** START OF Source data **

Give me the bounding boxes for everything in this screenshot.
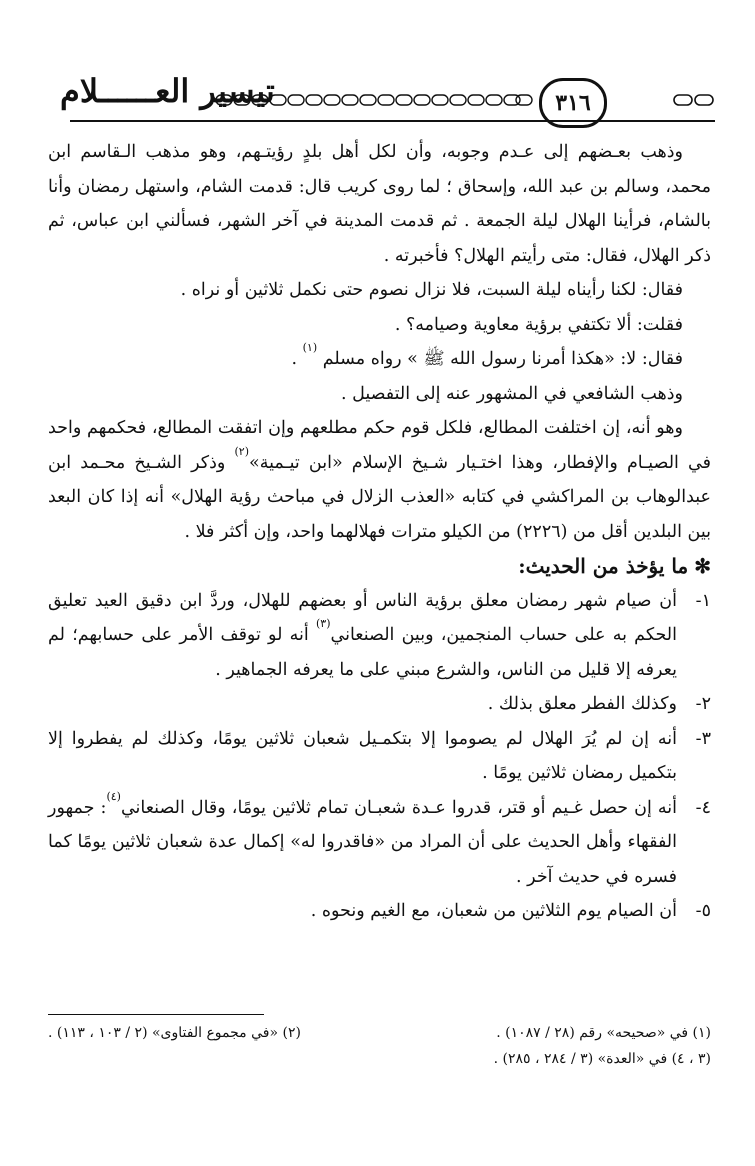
list-number: ٢- — [695, 694, 711, 714]
paragraph: وذهب الشافعي في المشهور عنه إلى التفصيل . — [340, 383, 683, 404]
paragraph: فقال: لكنا رأيناه ليلة السبت، فلا نزال نصوم حتى نكمل ثلاثين أو نراه . — [180, 280, 683, 300]
header-divider — [70, 120, 715, 122]
paragraph-text: . — [291, 349, 303, 369]
footnote: (٢) «في مجموع الفتاوى» (٢ / ١٠٣ ، ١١٣) . — [48, 1025, 301, 1041]
list-number: ٥- — [695, 901, 711, 921]
list-number: ٤- — [695, 797, 711, 818]
asterisk-icon: ✻ — [694, 554, 711, 578]
header-ornament-icon — [673, 92, 715, 108]
section-heading-text: ما يؤخذ من الحديث: — [518, 554, 689, 578]
list-number: ٣- — [695, 728, 711, 749]
list-number: ١- — [695, 590, 711, 611]
page-number: ٣١٦ — [539, 78, 607, 128]
section-heading — [48, 549, 711, 584]
paragraph-text: وذكر الشـيخ محـمد ابن عبدالوهاب بن المراكشي في كتابه «العذب الزلال في مباحث رؤية الهلال» أنه إذا كان البعد بين البلدين أقل من (٢٢٢٦) من الكيلو مترات فهلالهما واحد، وإن أكثر فلا . — [48, 452, 711, 542]
book-title: تيسير العــــــلام — [60, 72, 275, 110]
paragraph — [48, 411, 711, 549]
footnote-ref: (٢) — [234, 444, 249, 458]
footnote-divider — [48, 1014, 264, 1015]
list-text: : جمهور الفقهاء وأهل الحديث على أن المراد من «فاقدروا له» إكمال عدة شعبان ثلاثين يومًا كما فسره في حديث آخر . — [48, 797, 677, 887]
list-text: أن صيام شهر رمضان معلق برؤية الناس أو بعضهم للهلال، وردَّ ابن دقيق العيد تعليق الحكم به على حساب المنجمين، وبين الصنعاني — [48, 590, 677, 645]
paragraph-text: فقال: لا: «هكذا أمرنا رسول الله ﷺ » رواه مسلم — [322, 349, 683, 369]
list-text: أن الصيام يوم الثلاثين من شعبان، مع الغيم ونحوه . — [310, 901, 677, 921]
list-item — [48, 722, 711, 791]
paragraph: فقلت: ألا تكتفي برؤية معاوية وصيامه؟ . — [394, 314, 683, 335]
list-text: أنه إن حصل غـيم أو قتر، قدروا عـدة شعبـان تمام ثلاثين يومًا، وقال الصنعاني — [120, 797, 677, 818]
list-item — [48, 584, 711, 688]
paragraph — [48, 342, 711, 377]
footnote: (١) في «صحيحه» رقم (٢٨ / ١٠٨٧) . — [496, 1025, 711, 1041]
footnote-ref: (٤) — [106, 789, 121, 803]
footnote-row — [48, 1046, 711, 1072]
numbered-list — [48, 584, 711, 929]
list-item — [48, 894, 711, 929]
list-item — [48, 791, 711, 895]
paragraph: وذهب بعـضهم إلى عـدم وجوبه، وأن لكل أهل بلدٍ رؤيتـهم، وهو مذهب الـقاسم ابن محمد، وسالم بن عبد الله، وإسحاق ؛ لما روى كريب قال: قدمت الشام، واستهل رمضان وأنا بالشام، فرأينا الهلال ليلة الجمعة . ثم قدمت المدينة في آخر الشهر، فسألني ابن عباس، ثم ذكر الهلال، فقال: متى رأيتم الهلال؟ فأخبرته . — [48, 142, 711, 266]
footnote-ref: (٣) — [315, 617, 331, 630]
main-text — [48, 135, 711, 929]
list-text: أنه إن لم يُرَ الهلال لم يصوموا إلا بتكمـيل شعبان ثلاثين يومًا، وكذلك لم يفطروا إلا بتكميل رمضان ثلاثين يومًا . — [48, 728, 677, 783]
list-text: أنه لو توقف الأمر على حسابهم؛ لم يعرفه إلا قليل من الناس، والشرع مبني على ما يعرفه الجماهير . — [48, 625, 677, 680]
list-text: وكذلك الفطر معلق بذلك . — [487, 694, 677, 714]
footnotes — [48, 1020, 711, 1072]
footnote-row — [48, 1020, 711, 1046]
list-item — [48, 687, 711, 722]
footnote-ref: (١) — [302, 341, 318, 354]
paragraph-text: وهو أنه، إن اختلفت المطالع، فلكل قوم حكم مطلعهم وإن اتفقت المطالع، فحكمهم واحد في الصيـام والإفطار، وهذا اختـيار شـيخ الإسلام «ابن تيـمية» — [48, 418, 711, 473]
footnote: (٣ ، ٤) في «العدة» (٣ / ٢٨٤ ، ٢٨٥) . — [493, 1051, 711, 1067]
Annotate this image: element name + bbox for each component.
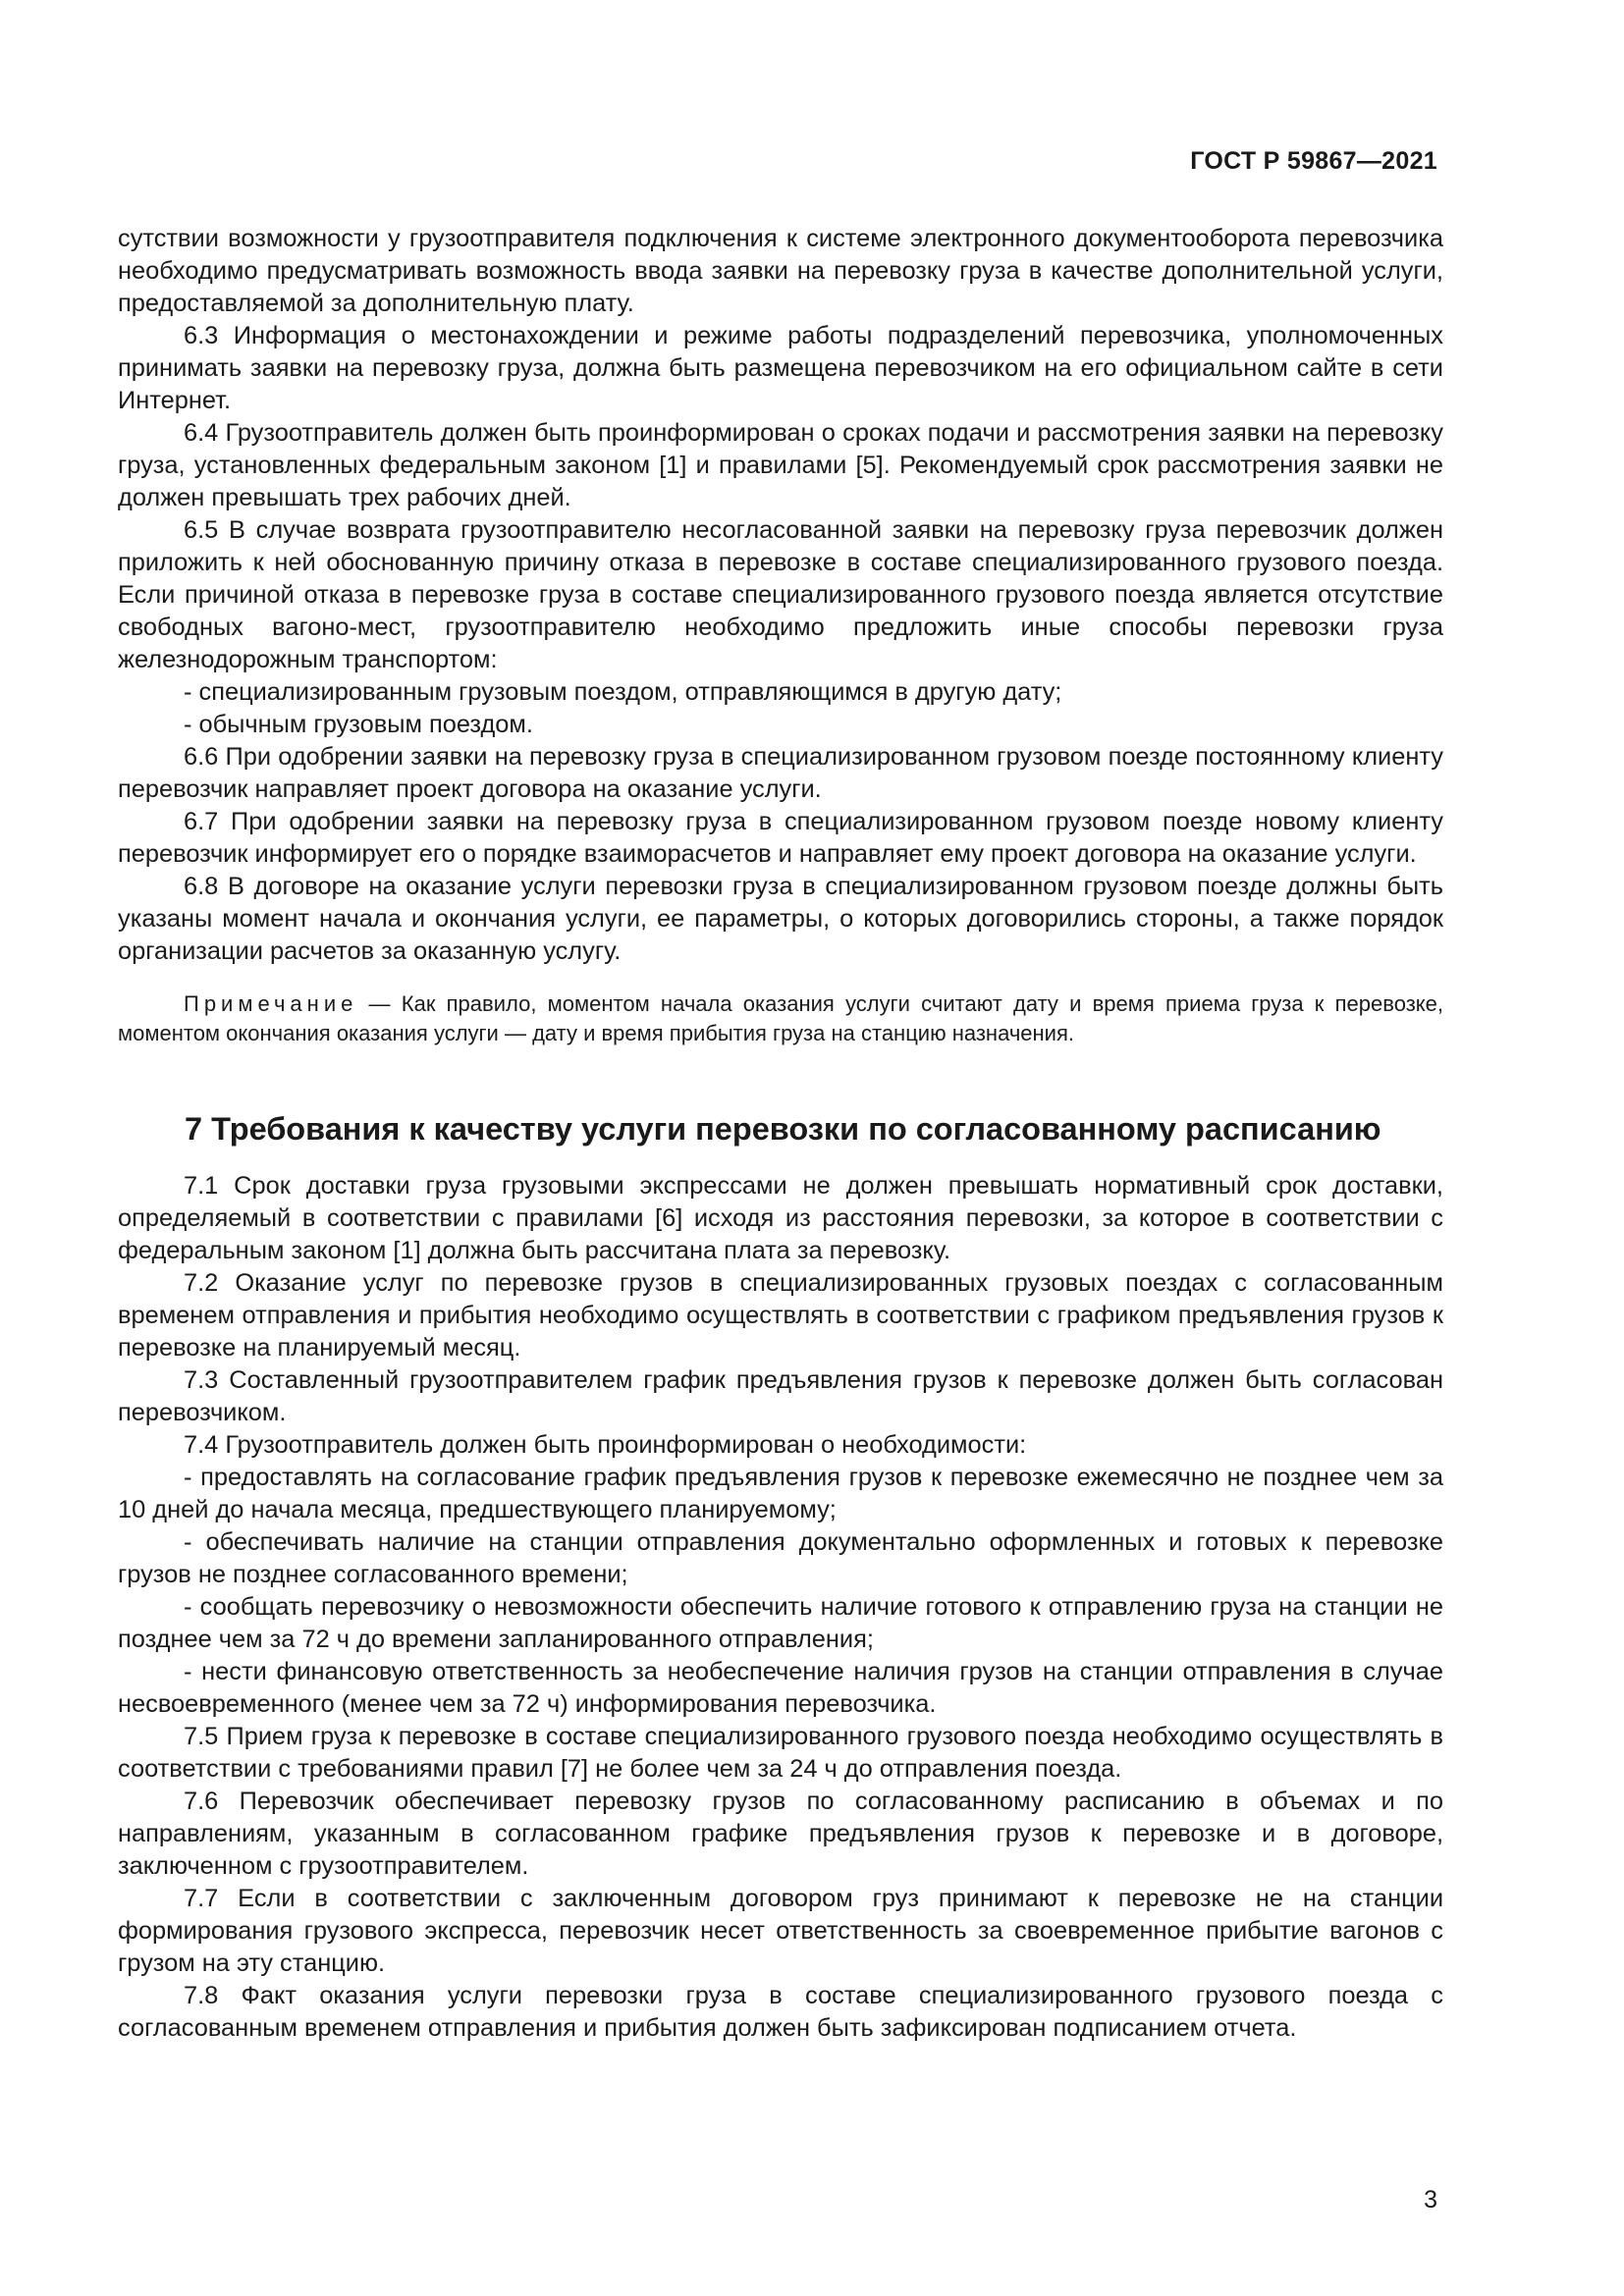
list-item: - обычным грузовым поездом.	[184, 711, 533, 738]
paragraph-7-1: 7.1 Срок доставки груза грузовыми экспрессами не должен превышать нормативный срок доставки, определяемый в соответствии с правилами [6] исходя из расстояния перевозки, за которое в соответствии с федеральным законом [1] должна быть рассчитана плата за перевозку.	[118, 1172, 1443, 1264]
paragraph-6-4: 6.4 Грузоотправитель должен быть проинформирован о сроках подачи и рассмотрения заявки на перевозку груза, установленных федеральным законом [1] и правилами [5]. Рекомендуемый срок рассмотрения заявки не должен превышать трех рабочих дней.	[118, 419, 1443, 511]
paragraph-7-7: 7.7 Если в соответствии с заключенным договором груз принимают к перевозке не на станции формирования грузового экспресса, перевозчик несет ответственность за своевременное прибытие вагонов с грузом на эту станцию.	[118, 1885, 1443, 1977]
paragraph-7-8: 7.8 Факт оказания услуги перевозки груза в составе специализированного грузового поезда с согласованным временем отправления и прибытия должен быть зафиксирован подписанием отчета.	[118, 1982, 1443, 2042]
note-label: Примечание	[184, 991, 358, 1016]
paragraph-6-7: 6.7 При одобрении заявки на перевозку груза в специализированном грузовом поезде новому клиенту перевозчик информирует его о порядке взаиморасчетов и направляет ему проект договора на оказание услуги.	[118, 808, 1443, 868]
paragraph-6-3: 6.3 Информация о местонахождении и режиме работы подразделений перевозчика, уполномоченных принимать заявки на перевозку груза, должна быть размещена перевозчиком на его официальном сайте в сети Интернет.	[118, 322, 1443, 414]
paragraph-7-4: 7.4 Грузоотправитель должен быть проинформирован о необходимости:	[184, 1431, 1027, 1459]
document-body	[118, 223, 1443, 2045]
list-item: - предоставлять на согласование график предъявления грузов к перевозке ежемесячно не позднее чем за 10 дней до начала месяца, предшествующего планируемому;	[118, 1464, 1443, 1523]
paragraph-continuation: сутствии возможности у грузоотправителя подключения к системе электронного документооборота перевозчика необходимо предусматривать возможность ввода заявки на перевозку груза в качестве дополнительной услуги, предоставляемой за дополнительную плату.	[118, 225, 1443, 317]
paragraph-6-5: 6.5 В случае возврата грузоотправителю несогласованной заявки на перевозку груза перевозчик должен приложить к ней обоснованную причину отказа в перевозке в составе специализированного грузового поезда. Если причиной отказа в перевозке груза в составе специализированного грузового поезда является отсутствие свободных вагоно-мест, грузоотправителю необходимо предложить иные способы перевозки груза железнодорожным транспортом:	[118, 516, 1443, 673]
paragraph-7-6: 7.6 Перевозчик обеспечивает перевозку грузов по согласованному расписанию в объемах и по направлениям, указанным в согласованном графике предъявления грузов к перевозке и в договоре, заключенном с грузоотправителем.	[118, 1788, 1443, 1880]
section-7-title: 7 Требования к качеству услуги перевозки по согласованному расписанию	[185, 1111, 1381, 1147]
paragraph-7-2: 7.2 Оказание услуг по перевозке грузов в специализированных грузовых поездах с согласованным временем отправления и прибытия необходимо осуществлять в соответствии с графиком предъявления грузов к перевозке на планируемый месяц.	[118, 1269, 1443, 1362]
paragraph-7-5: 7.5 Прием груза к перевозке в составе специализированного грузового поезда необходимо осуществлять в соответствии с требованиями правил [7] не более чем за 24 ч до отправления поезда.	[118, 1723, 1443, 1783]
paragraph-7-3: 7.3 Составленный грузоотправителем график предъявления грузов к перевозке должен быть согласован перевозчиком.	[118, 1366, 1443, 1426]
page-number: 3	[1424, 2186, 1437, 2214]
paragraph-6-6: 6.6 При одобрении заявки на перевозку груза в специализированном грузовом поезде постоянному клиенту перевозчик направляет проект договора на оказание услуги.	[118, 743, 1443, 803]
list-item: - нести финансовую ответственность за необеспечение наличия грузов на станции отправления в случае несвоевременного (менее чем за 72 ч) информирования перевозчика.	[118, 1658, 1443, 1718]
list-item: - обеспечивать наличие на станции отправления документально оформленных и готовых к перевозке грузов не позднее согласованного времени;	[118, 1528, 1443, 1588]
list-item: - специализированным грузовым поездом, отправляющимся в другую дату;	[184, 678, 1062, 706]
paragraph-6-8: 6.8 В договоре на оказание услуги перевозки груза в специализированном грузовом поезде должны быть указаны момент начала и окончания услуги, ее параметры, о которых договорились стороны, а также порядок организации расчетов за оказанную услугу.	[118, 873, 1443, 965]
list-item: - сообщать перевозчику о невозможности обеспечить наличие готового к отправлению груза на станции не позднее чем за 72 ч до времени запланированного отправления;	[118, 1593, 1443, 1653]
note	[118, 989, 1443, 1048]
note-text: — Как правило, моментом начала оказания услуги считают дату и время приема груза к перевозке, моментом окончания оказания услуги — дату и время прибытия груза на станцию назначения.	[118, 991, 1443, 1045]
document-header-id: ГОСТ Р 59867—2021	[1190, 147, 1437, 175]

** END OF Source data **

Copy the stretch of rows from the one containing "list-item: - обычным" through the one containing "paragraph-7-7: 7.7 Если", including both, character for character.

> _Exercise result_:
list-item: - обычным грузовым поездом.	[184, 711, 533, 738]
paragraph-7-1: 7.1 Срок доставки груза грузовыми экспрессами не должен превышать нормативный срок доставки, определяемый в соответствии с правилами [6] исходя из расстояния перевозки, за которое в соответствии с федеральным законом [1] должна быть рассчитана плата за перевозку.	[118, 1172, 1443, 1264]
paragraph-6-4: 6.4 Грузоотправитель должен быть проинформирован о сроках подачи и рассмотрения заявки на перевозку груза, установленных федеральным законом [1] и правилами [5]. Рекомендуемый срок рассмотрения заявки не должен превышать трех рабочих дней.	[118, 419, 1443, 511]
paragraph-7-7: 7.7 Если в соответствии с заключенным договором груз принимают к перевозке не на станции формирования грузового экспресса, перевозчик несет ответственность за своевременное прибытие вагонов с грузом на эту станцию.	[118, 1885, 1443, 1977]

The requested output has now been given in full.